• DATA EXCERPTS
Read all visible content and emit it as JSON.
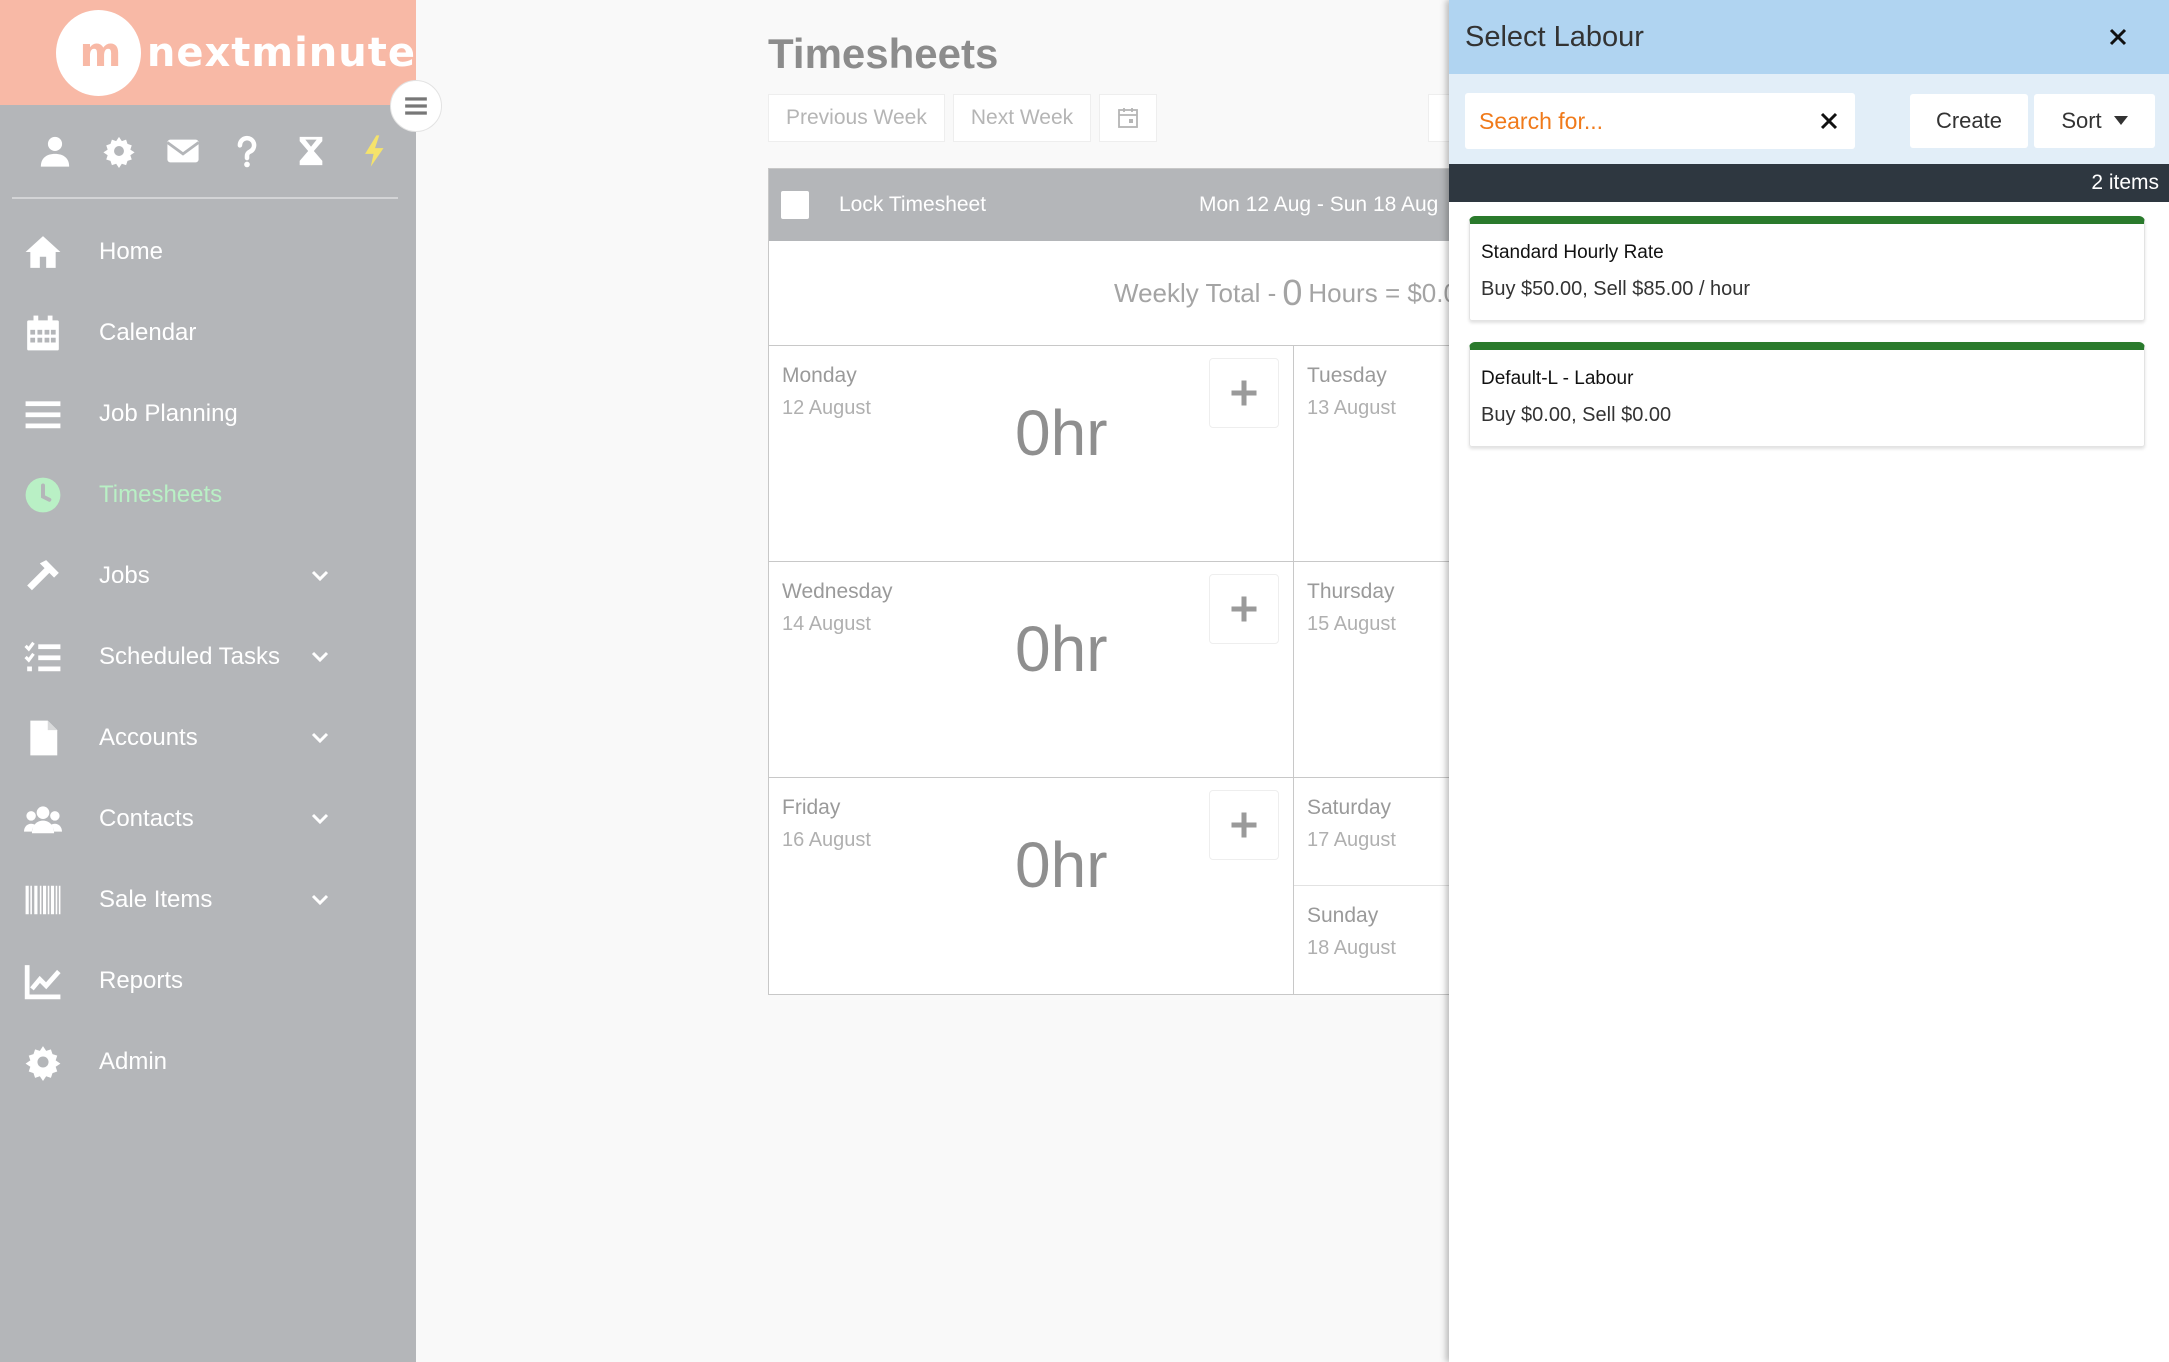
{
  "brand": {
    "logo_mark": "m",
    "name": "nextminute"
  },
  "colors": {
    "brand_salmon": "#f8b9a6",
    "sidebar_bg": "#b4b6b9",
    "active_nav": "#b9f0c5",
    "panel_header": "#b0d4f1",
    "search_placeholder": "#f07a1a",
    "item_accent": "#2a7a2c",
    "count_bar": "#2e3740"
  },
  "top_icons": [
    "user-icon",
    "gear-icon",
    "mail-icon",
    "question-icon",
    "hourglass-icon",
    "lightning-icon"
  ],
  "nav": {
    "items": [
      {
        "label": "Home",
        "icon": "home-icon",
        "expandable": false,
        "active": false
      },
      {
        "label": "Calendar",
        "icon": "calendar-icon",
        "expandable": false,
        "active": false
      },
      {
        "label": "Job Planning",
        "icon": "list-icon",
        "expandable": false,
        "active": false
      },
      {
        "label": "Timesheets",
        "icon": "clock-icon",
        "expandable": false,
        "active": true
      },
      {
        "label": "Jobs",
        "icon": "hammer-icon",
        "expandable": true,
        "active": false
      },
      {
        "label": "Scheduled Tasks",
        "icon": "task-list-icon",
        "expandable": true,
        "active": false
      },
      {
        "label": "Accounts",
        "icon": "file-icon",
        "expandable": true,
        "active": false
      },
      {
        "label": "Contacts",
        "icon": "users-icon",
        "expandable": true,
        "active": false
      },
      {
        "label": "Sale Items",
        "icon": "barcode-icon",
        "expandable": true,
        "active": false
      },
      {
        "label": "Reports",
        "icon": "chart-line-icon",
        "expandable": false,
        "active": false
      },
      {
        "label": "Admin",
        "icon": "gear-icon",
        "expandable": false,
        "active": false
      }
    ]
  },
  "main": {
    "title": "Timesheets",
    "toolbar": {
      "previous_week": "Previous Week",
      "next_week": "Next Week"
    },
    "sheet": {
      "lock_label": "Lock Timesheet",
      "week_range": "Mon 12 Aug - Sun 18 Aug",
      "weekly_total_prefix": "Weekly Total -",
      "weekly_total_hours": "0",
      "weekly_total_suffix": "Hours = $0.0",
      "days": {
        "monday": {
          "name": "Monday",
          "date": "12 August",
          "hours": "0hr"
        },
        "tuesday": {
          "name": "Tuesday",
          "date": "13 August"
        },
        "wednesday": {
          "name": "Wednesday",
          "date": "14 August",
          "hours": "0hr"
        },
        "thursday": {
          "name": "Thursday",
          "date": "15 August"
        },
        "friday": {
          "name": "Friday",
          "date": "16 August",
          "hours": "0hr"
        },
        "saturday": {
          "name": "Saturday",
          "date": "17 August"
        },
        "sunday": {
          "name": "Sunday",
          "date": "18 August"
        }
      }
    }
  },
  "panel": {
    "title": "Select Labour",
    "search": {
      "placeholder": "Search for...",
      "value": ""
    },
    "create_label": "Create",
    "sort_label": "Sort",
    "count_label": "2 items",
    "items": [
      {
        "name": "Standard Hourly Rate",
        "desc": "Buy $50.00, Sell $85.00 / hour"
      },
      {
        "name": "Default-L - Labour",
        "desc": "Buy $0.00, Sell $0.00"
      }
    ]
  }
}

==

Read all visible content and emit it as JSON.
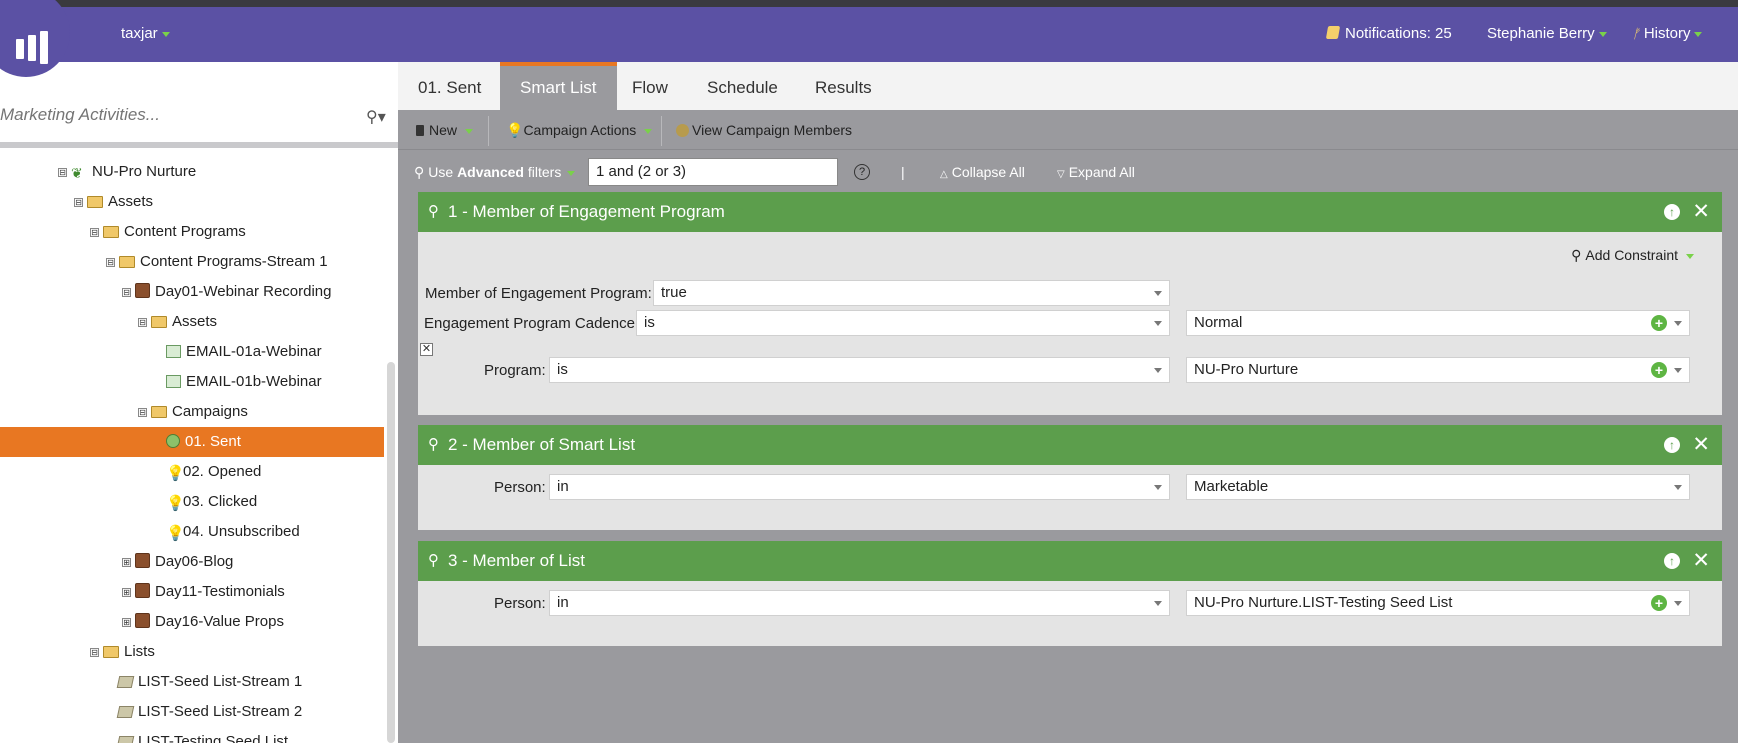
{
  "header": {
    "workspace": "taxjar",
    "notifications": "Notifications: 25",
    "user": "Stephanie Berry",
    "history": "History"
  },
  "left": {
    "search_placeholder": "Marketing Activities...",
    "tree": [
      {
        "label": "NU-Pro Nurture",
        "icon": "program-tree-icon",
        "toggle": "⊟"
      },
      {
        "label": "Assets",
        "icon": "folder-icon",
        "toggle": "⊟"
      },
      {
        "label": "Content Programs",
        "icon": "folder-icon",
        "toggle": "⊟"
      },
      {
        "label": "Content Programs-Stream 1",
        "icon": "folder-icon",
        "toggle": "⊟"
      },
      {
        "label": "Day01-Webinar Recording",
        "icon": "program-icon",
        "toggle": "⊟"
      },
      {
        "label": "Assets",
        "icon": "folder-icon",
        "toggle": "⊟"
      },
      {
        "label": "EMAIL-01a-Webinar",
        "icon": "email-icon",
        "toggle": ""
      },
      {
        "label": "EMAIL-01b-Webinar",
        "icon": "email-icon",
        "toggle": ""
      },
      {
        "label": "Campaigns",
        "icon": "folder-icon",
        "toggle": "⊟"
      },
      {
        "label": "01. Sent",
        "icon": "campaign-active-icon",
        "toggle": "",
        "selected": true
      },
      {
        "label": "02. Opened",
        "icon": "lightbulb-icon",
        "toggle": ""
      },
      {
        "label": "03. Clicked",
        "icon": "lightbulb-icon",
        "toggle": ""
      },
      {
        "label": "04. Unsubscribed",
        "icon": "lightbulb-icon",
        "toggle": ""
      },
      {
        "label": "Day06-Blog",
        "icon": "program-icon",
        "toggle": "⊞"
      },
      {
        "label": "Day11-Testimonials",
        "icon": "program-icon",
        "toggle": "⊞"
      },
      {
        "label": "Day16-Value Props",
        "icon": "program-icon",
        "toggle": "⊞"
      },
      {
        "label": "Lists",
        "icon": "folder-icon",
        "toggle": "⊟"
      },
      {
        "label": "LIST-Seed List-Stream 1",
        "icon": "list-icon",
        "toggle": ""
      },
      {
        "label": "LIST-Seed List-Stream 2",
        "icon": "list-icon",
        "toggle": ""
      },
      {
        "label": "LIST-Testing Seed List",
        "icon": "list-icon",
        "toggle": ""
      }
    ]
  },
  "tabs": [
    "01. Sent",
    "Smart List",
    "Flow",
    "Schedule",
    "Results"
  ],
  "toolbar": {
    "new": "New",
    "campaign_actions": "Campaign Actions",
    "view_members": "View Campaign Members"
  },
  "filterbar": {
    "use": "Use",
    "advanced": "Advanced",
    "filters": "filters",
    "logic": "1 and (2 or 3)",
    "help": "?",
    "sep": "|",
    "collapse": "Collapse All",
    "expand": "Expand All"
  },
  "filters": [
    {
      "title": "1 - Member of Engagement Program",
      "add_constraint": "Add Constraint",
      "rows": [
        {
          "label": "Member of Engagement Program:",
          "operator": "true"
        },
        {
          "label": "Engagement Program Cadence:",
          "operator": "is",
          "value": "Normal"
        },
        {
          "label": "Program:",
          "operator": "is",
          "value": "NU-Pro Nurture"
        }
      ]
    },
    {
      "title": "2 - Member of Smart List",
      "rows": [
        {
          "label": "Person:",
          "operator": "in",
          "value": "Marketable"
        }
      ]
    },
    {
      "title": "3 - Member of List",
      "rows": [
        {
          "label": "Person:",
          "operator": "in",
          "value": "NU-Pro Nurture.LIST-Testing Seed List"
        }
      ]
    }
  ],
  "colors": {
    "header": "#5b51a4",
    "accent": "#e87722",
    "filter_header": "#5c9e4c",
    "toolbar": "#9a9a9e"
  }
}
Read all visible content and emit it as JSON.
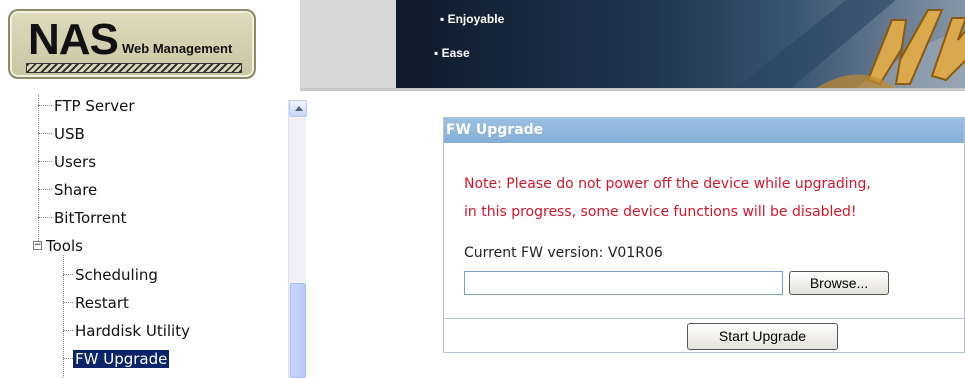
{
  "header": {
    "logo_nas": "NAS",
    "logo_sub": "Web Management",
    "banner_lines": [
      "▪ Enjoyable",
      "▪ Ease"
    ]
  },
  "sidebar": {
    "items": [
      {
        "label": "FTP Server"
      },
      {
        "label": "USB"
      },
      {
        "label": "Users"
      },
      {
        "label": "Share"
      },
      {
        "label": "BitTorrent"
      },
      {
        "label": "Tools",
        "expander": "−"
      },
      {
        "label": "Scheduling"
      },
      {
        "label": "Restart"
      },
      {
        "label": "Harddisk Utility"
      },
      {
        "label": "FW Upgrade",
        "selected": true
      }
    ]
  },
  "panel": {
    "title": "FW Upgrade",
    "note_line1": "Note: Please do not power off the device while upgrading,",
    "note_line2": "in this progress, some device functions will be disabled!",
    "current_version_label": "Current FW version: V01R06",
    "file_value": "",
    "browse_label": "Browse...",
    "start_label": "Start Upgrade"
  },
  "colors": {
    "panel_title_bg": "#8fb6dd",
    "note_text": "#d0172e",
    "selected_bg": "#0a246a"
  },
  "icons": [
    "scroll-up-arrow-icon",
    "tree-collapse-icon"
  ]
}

• WHAT TO WORK ON
In the records above, find the lines containing "tree" and copy them.

• WORKED ANSWER
    "tree": [
        "icon": "program-tree-icon",
    "tree-collapse-icon"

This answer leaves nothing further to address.